+++ EXTRACTED ENTRIES

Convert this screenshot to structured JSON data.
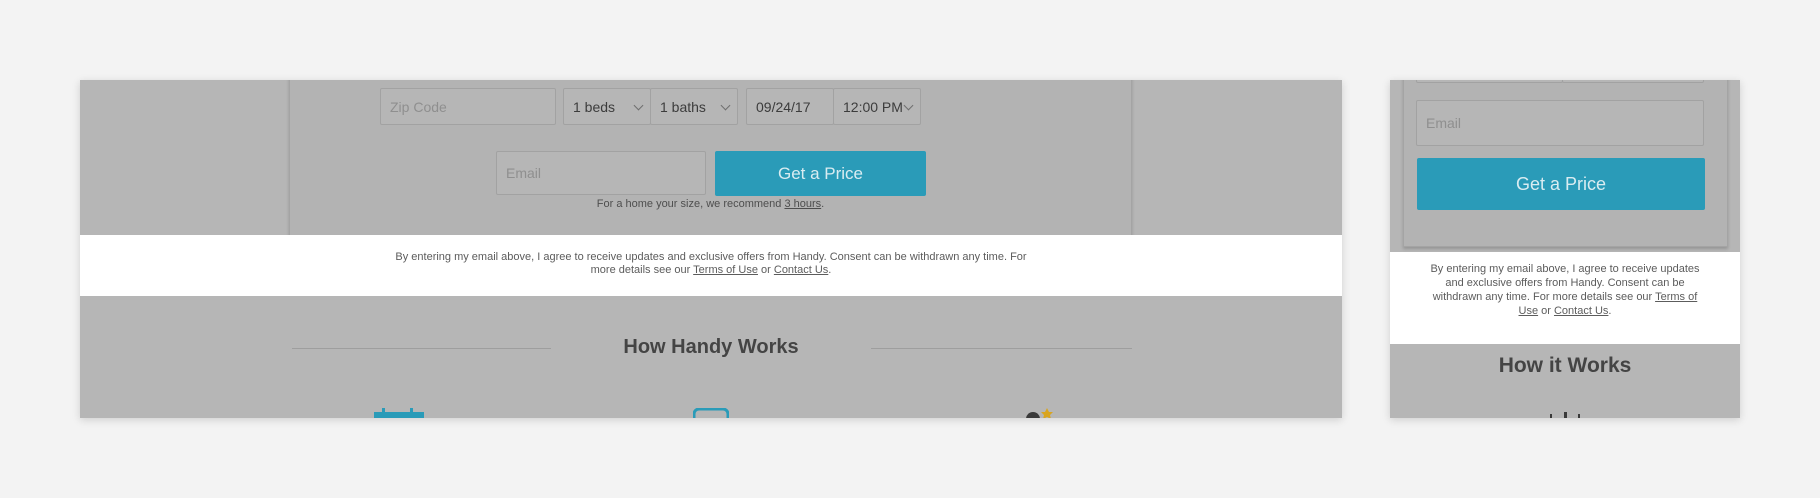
{
  "form": {
    "zip_placeholder": "Zip Code",
    "beds_value": "1 beds",
    "baths_value": "1 baths",
    "date_value": "09/24/17",
    "time_value": "12:00 PM",
    "email_placeholder": "Email",
    "submit_label": "Get a Price",
    "recommend_prefix": "For a home your size, we recommend ",
    "recommend_link": "3 hours",
    "recommend_suffix": "."
  },
  "consent": {
    "text": "By entering my email above, I agree to receive updates and exclusive offers from Handy. Consent can be withdrawn any time. For more details see our ",
    "terms_link": "Terms of Use",
    "or_text": " or ",
    "contact_link": "Contact Us",
    "end": "."
  },
  "desktop": {
    "section_title": "How Handy Works"
  },
  "mobile": {
    "section_title": "How it Works"
  },
  "colors": {
    "accent": "#2a9bb8",
    "overlay": "#b6b6b6",
    "page_bg": "#f3f3f3"
  },
  "icons": [
    "calendar-icon",
    "phone-icon",
    "star-cleaner-icon"
  ]
}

++++++

TASK DIRECTIONS - Quote the material exactly. Pictures stay out.

PROBLEM SOLUTION -
Convert this screenshot to structured JSON data.
{
  "form": {
    "zip_placeholder": "Zip Code",
    "beds_value": "1 beds",
    "baths_value": "1 baths",
    "date_value": "09/24/17",
    "time_value": "12:00 PM",
    "email_placeholder": "Email",
    "submit_label": "Get a Price",
    "recommend_prefix": "For a home your size, we recommend ",
    "recommend_link": "3 hours",
    "recommend_suffix": "."
  },
  "consent": {
    "text": "By entering my email above, I agree to receive updates and exclusive offers from Handy. Consent can be withdrawn any time. For more details see our ",
    "terms_link": "Terms of Use",
    "or_text": " or ",
    "contact_link": "Contact Us",
    "end": "."
  },
  "desktop": {
    "section_title": "How Handy Works"
  },
  "mobile": {
    "section_title": "How it Works"
  },
  "colors": {
    "accent": "#2a9bb8",
    "overlay": "#b6b6b6",
    "page_bg": "#f3f3f3"
  },
  "icons": [
    "calendar-icon",
    "phone-icon",
    "star-cleaner-icon"
  ]
}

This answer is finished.